_Material for this task_.
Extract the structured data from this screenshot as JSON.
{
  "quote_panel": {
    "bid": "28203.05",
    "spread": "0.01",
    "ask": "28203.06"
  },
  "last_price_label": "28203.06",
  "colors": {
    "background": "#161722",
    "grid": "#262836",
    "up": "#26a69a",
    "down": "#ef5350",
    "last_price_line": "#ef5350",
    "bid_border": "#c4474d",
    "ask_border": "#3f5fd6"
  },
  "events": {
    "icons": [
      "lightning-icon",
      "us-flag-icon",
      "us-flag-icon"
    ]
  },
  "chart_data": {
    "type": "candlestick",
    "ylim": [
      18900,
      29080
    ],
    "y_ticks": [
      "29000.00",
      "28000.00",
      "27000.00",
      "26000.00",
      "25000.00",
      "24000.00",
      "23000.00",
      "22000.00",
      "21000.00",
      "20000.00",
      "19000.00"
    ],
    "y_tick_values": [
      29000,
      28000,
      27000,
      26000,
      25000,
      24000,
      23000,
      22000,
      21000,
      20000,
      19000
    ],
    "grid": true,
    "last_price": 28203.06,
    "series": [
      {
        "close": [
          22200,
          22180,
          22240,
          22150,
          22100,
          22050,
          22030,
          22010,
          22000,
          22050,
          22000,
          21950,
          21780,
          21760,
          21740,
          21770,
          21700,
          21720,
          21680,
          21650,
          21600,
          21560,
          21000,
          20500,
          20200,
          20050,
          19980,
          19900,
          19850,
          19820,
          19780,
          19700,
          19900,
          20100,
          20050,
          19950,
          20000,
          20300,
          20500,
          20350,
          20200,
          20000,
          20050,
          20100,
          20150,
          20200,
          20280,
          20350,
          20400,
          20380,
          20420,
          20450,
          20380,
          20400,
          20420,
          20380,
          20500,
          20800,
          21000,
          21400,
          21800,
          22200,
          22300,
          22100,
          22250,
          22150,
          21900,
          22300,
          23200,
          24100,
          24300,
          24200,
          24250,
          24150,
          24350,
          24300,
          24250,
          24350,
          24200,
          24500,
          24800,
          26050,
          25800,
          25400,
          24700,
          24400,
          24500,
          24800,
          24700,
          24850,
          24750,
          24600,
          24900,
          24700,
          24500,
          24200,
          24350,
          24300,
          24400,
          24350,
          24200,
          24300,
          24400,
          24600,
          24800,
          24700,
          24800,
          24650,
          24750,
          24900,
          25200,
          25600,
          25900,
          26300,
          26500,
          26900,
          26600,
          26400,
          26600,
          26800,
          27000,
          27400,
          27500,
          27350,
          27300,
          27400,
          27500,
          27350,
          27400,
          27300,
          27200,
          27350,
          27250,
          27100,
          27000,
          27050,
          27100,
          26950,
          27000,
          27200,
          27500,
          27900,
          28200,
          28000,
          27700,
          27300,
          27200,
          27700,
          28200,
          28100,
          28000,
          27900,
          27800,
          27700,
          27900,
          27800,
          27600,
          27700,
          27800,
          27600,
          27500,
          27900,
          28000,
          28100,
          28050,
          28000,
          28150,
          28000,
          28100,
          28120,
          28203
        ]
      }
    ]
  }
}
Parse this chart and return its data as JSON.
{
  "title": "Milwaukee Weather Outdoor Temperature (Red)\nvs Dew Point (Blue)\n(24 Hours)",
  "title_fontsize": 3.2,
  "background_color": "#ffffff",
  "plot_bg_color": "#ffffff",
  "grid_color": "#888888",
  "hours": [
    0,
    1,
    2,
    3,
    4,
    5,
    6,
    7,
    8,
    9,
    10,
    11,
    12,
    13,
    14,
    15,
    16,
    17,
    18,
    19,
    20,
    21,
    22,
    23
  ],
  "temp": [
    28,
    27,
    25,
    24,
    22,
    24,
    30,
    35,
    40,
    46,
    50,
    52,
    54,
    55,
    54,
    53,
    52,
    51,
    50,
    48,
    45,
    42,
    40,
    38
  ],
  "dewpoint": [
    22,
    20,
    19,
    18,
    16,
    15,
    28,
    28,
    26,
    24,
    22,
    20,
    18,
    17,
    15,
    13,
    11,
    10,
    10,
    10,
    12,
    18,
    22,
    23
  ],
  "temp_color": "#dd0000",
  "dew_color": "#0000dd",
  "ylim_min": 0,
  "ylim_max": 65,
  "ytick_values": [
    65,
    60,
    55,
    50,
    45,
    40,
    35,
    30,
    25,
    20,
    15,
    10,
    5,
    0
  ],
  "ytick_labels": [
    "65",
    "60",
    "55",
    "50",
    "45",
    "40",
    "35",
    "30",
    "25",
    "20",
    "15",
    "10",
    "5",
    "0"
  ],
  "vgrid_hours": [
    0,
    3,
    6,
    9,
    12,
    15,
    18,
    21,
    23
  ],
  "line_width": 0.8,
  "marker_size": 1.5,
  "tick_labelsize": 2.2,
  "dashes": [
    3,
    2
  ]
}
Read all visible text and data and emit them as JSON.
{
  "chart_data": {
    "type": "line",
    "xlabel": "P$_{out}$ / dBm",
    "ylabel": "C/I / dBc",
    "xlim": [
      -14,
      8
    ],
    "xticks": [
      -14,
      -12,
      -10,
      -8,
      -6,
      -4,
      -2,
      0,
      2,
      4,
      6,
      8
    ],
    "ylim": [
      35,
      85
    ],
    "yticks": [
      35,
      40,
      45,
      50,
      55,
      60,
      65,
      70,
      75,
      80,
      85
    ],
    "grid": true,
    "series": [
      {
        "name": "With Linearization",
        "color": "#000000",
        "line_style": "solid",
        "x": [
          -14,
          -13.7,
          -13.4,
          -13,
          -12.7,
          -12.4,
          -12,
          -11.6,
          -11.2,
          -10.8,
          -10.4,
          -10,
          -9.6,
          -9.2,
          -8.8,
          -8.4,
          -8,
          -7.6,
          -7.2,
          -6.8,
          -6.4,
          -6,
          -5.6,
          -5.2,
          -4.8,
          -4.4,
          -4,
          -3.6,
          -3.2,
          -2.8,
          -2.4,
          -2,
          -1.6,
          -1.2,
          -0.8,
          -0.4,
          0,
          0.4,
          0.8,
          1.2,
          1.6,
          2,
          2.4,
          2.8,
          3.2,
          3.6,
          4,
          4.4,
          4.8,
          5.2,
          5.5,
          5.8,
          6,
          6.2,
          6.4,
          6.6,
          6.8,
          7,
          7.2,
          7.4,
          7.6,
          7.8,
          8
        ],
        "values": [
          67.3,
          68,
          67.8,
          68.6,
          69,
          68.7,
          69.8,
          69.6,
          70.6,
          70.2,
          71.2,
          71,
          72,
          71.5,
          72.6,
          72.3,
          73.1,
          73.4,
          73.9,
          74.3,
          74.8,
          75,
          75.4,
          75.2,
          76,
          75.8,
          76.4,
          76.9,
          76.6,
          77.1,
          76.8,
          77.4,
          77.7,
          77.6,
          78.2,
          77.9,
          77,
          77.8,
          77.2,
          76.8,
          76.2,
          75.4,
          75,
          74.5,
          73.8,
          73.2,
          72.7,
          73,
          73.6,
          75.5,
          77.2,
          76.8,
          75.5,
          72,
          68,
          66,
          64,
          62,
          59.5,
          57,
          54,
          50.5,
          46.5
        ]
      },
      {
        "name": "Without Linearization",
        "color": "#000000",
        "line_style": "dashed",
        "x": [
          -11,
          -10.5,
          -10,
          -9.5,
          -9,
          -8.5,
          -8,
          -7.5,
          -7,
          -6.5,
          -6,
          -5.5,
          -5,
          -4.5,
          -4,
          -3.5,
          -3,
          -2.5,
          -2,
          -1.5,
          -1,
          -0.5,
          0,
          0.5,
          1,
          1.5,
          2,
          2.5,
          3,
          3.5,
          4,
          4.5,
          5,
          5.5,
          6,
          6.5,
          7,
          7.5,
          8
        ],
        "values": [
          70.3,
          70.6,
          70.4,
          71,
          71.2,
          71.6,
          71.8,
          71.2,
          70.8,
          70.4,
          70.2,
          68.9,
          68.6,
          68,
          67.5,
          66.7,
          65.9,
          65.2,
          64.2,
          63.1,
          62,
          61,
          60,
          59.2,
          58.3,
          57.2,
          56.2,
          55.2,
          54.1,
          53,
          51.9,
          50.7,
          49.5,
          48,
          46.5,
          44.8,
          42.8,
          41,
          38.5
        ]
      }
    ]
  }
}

_Task description_. Within the material above, find the lines that contain the word "name"; copy them.

_Exercise answer_.
        "name": "With Linearization",
        "name": "Without Linearization",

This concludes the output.